- **Aim of the exercise**
Keep only the lines where "name" appears.

- **Data listing**
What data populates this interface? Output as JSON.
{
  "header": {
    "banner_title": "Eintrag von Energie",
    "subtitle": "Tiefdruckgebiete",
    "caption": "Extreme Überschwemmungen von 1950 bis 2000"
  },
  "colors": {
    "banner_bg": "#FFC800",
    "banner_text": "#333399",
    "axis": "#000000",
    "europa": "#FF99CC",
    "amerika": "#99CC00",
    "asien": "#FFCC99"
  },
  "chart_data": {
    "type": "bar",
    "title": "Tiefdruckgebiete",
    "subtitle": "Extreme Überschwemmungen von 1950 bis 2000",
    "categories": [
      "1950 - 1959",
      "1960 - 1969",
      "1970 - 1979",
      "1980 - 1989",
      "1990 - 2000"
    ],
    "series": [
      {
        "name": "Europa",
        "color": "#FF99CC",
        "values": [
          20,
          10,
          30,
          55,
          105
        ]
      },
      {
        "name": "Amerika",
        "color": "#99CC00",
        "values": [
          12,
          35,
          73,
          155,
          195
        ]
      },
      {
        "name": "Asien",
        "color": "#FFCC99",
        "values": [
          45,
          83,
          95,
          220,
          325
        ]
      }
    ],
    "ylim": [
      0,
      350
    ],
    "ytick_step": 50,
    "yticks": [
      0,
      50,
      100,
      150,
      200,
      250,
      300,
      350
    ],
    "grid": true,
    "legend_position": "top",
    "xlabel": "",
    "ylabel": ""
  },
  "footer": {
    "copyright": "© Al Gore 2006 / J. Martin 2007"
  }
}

- **Reply**
        "name": "Europa",
        "name": "Amerika",
        "name": "Asien",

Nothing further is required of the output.